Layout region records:
* Begin *

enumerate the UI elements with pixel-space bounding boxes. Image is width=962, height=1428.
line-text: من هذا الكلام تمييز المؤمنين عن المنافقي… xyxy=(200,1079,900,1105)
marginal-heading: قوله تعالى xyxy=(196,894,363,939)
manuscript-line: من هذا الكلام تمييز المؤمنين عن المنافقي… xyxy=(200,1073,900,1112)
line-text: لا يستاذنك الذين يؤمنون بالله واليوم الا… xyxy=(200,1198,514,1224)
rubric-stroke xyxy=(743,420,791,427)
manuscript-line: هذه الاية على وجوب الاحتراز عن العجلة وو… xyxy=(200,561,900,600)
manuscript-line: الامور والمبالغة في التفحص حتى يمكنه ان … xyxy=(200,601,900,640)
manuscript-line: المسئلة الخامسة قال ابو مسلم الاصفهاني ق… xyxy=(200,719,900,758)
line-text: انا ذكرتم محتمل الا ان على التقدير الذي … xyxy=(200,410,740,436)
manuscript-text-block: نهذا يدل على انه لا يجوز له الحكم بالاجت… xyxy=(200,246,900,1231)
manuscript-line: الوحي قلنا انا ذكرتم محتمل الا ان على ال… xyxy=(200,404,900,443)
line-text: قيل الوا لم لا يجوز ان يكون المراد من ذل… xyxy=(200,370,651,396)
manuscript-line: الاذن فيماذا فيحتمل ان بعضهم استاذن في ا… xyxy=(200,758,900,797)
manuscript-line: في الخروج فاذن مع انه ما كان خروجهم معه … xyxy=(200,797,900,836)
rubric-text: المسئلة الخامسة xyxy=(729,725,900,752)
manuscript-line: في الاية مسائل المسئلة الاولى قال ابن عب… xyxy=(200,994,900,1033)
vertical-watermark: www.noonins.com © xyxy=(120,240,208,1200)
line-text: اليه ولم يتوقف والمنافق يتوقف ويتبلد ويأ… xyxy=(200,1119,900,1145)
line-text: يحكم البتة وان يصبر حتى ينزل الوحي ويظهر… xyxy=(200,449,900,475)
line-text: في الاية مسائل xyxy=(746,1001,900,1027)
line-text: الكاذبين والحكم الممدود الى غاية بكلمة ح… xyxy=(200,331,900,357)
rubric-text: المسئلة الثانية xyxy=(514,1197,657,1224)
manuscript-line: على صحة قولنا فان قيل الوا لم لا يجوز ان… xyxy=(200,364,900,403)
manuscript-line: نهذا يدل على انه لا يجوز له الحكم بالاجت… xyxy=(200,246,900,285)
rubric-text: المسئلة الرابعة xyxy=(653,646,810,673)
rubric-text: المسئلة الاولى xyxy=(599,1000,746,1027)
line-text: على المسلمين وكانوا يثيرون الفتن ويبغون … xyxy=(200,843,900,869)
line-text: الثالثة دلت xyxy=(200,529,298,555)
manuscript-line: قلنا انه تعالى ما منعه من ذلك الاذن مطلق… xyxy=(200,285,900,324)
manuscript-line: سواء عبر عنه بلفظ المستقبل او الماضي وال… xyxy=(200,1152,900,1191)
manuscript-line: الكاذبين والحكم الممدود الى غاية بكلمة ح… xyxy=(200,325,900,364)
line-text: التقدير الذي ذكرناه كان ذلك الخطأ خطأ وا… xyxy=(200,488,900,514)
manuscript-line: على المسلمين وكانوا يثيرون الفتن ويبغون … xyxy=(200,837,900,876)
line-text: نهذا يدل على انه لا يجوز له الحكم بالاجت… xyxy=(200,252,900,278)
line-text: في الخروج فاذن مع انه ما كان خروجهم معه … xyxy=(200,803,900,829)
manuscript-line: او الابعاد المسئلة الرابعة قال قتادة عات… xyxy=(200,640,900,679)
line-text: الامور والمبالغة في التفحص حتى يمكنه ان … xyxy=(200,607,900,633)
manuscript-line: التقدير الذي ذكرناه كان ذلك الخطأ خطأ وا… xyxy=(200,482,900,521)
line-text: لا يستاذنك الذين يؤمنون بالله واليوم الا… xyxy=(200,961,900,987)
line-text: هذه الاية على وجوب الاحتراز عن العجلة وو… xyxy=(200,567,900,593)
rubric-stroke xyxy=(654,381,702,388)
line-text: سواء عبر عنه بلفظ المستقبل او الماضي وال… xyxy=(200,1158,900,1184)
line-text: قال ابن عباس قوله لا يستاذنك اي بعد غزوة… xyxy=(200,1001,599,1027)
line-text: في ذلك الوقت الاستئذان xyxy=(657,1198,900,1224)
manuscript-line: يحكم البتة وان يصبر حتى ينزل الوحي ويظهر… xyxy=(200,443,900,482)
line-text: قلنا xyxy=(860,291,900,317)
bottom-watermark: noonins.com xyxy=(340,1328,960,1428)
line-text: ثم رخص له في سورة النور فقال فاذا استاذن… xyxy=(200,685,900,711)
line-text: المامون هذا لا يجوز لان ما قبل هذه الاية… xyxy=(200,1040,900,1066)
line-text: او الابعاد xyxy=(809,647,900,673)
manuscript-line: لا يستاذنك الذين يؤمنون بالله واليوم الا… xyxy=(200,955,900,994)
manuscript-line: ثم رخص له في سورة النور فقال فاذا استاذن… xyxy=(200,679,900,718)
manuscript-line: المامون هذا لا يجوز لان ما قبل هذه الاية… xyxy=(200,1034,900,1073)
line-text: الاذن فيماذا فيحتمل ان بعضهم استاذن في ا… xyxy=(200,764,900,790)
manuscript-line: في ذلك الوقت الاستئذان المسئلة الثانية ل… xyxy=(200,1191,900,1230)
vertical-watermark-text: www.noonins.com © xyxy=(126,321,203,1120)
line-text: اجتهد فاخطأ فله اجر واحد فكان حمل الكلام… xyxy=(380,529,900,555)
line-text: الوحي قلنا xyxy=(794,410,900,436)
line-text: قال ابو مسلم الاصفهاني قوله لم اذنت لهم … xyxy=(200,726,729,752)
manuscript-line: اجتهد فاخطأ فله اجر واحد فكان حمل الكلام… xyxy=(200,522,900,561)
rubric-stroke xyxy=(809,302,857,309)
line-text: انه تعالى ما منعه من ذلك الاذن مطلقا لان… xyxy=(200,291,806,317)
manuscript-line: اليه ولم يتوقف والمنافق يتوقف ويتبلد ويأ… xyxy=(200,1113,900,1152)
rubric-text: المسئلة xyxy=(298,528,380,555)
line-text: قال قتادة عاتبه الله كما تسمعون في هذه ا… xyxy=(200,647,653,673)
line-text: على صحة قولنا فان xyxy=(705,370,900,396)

* End *

## Task instructions:
Copy out every line of the listing above word for word, with nothing changed.

## Written reply:
enumerate the UI elements with pixel-space bounding boxes. Image is width=962, height=1428.
line-text: من هذا الكلام تمييز المؤمنين عن المنافقي… xyxy=(200,1079,900,1105)
marginal-heading: قوله تعالى xyxy=(196,894,363,939)
manuscript-line: من هذا الكلام تمييز المؤمنين عن المنافقي… xyxy=(200,1073,900,1112)
line-text: لا يستاذنك الذين يؤمنون بالله واليوم الا… xyxy=(200,1198,514,1224)
rubric-stroke xyxy=(743,420,791,427)
manuscript-line: هذه الاية على وجوب الاحتراز عن العجلة وو… xyxy=(200,561,900,600)
manuscript-line: الامور والمبالغة في التفحص حتى يمكنه ان … xyxy=(200,601,900,640)
manuscript-line: المسئلة الخامسة قال ابو مسلم الاصفهاني ق… xyxy=(200,719,900,758)
line-text: انا ذكرتم محتمل الا ان على التقدير الذي … xyxy=(200,410,740,436)
manuscript-text-block: نهذا يدل على انه لا يجوز له الحكم بالاجت… xyxy=(200,246,900,1231)
manuscript-line: الوحي قلنا انا ذكرتم محتمل الا ان على ال… xyxy=(200,404,900,443)
line-text: قيل الوا لم لا يجوز ان يكون المراد من ذل… xyxy=(200,370,651,396)
manuscript-line: الاذن فيماذا فيحتمل ان بعضهم استاذن في ا… xyxy=(200,758,900,797)
manuscript-line: في الخروج فاذن مع انه ما كان خروجهم معه … xyxy=(200,797,900,836)
rubric-text: المسئلة الخامسة xyxy=(729,725,900,752)
manuscript-line: في الاية مسائل المسئلة الاولى قال ابن عب… xyxy=(200,994,900,1033)
vertical-watermark: www.noonins.com © xyxy=(120,240,208,1200)
line-text: اليه ولم يتوقف والمنافق يتوقف ويتبلد ويأ… xyxy=(200,1119,900,1145)
line-text: يحكم البتة وان يصبر حتى ينزل الوحي ويظهر… xyxy=(200,449,900,475)
line-text: في الاية مسائل xyxy=(746,1001,900,1027)
line-text: الكاذبين والحكم الممدود الى غاية بكلمة ح… xyxy=(200,331,900,357)
rubric-text: المسئلة الثانية xyxy=(514,1197,657,1224)
manuscript-line: على صحة قولنا فان قيل الوا لم لا يجوز ان… xyxy=(200,364,900,403)
manuscript-line: نهذا يدل على انه لا يجوز له الحكم بالاجت… xyxy=(200,246,900,285)
rubric-text: المسئلة الرابعة xyxy=(653,646,810,673)
rubric-text: المسئلة الاولى xyxy=(599,1000,746,1027)
line-text: على المسلمين وكانوا يثيرون الفتن ويبغون … xyxy=(200,843,900,869)
line-text: الثالثة دلت xyxy=(200,529,298,555)
manuscript-line: قلنا انه تعالى ما منعه من ذلك الاذن مطلق… xyxy=(200,285,900,324)
manuscript-line: سواء عبر عنه بلفظ المستقبل او الماضي وال… xyxy=(200,1152,900,1191)
manuscript-line: الكاذبين والحكم الممدود الى غاية بكلمة ح… xyxy=(200,325,900,364)
line-text: التقدير الذي ذكرناه كان ذلك الخطأ خطأ وا… xyxy=(200,488,900,514)
manuscript-line: على المسلمين وكانوا يثيرون الفتن ويبغون … xyxy=(200,837,900,876)
line-text: نهذا يدل على انه لا يجوز له الحكم بالاجت… xyxy=(200,252,900,278)
line-text: في الخروج فاذن مع انه ما كان خروجهم معه … xyxy=(200,803,900,829)
manuscript-line: او الابعاد المسئلة الرابعة قال قتادة عات… xyxy=(200,640,900,679)
line-text: الامور والمبالغة في التفحص حتى يمكنه ان … xyxy=(200,607,900,633)
manuscript-line: التقدير الذي ذكرناه كان ذلك الخطأ خطأ وا… xyxy=(200,482,900,521)
line-text: لا يستاذنك الذين يؤمنون بالله واليوم الا… xyxy=(200,961,900,987)
line-text: هذه الاية على وجوب الاحتراز عن العجلة وو… xyxy=(200,567,900,593)
rubric-stroke xyxy=(654,381,702,388)
line-text: سواء عبر عنه بلفظ المستقبل او الماضي وال… xyxy=(200,1158,900,1184)
line-text: قال ابن عباس قوله لا يستاذنك اي بعد غزوة… xyxy=(200,1001,599,1027)
line-text: في ذلك الوقت الاستئذان xyxy=(657,1198,900,1224)
manuscript-line: يحكم البتة وان يصبر حتى ينزل الوحي ويظهر… xyxy=(200,443,900,482)
line-text: قلنا xyxy=(860,291,900,317)
bottom-watermark: noonins.com xyxy=(340,1328,960,1428)
line-text: ثم رخص له في سورة النور فقال فاذا استاذن… xyxy=(200,685,900,711)
line-text: المامون هذا لا يجوز لان ما قبل هذه الاية… xyxy=(200,1040,900,1066)
line-text: او الابعاد xyxy=(809,647,900,673)
manuscript-line: لا يستاذنك الذين يؤمنون بالله واليوم الا… xyxy=(200,955,900,994)
manuscript-line: ثم رخص له في سورة النور فقال فاذا استاذن… xyxy=(200,679,900,718)
manuscript-line: المامون هذا لا يجوز لان ما قبل هذه الاية… xyxy=(200,1034,900,1073)
line-text: الاذن فيماذا فيحتمل ان بعضهم استاذن في ا… xyxy=(200,764,900,790)
manuscript-line: في ذلك الوقت الاستئذان المسئلة الثانية ل… xyxy=(200,1191,900,1230)
vertical-watermark-text: www.noonins.com © xyxy=(126,321,203,1120)
line-text: اجتهد فاخطأ فله اجر واحد فكان حمل الكلام… xyxy=(380,529,900,555)
line-text: الوحي قلنا xyxy=(794,410,900,436)
line-text: قال ابو مسلم الاصفهاني قوله لم اذنت لهم … xyxy=(200,726,729,752)
manuscript-line: اجتهد فاخطأ فله اجر واحد فكان حمل الكلام… xyxy=(200,522,900,561)
rubric-stroke xyxy=(809,302,857,309)
line-text: انه تعالى ما منعه من ذلك الاذن مطلقا لان… xyxy=(200,291,806,317)
manuscript-line: اليه ولم يتوقف والمنافق يتوقف ويتبلد ويأ… xyxy=(200,1113,900,1152)
rubric-text: المسئلة xyxy=(298,528,380,555)
line-text: قال قتادة عاتبه الله كما تسمعون في هذه ا… xyxy=(200,647,653,673)
line-text: على صحة قولنا فان xyxy=(705,370,900,396)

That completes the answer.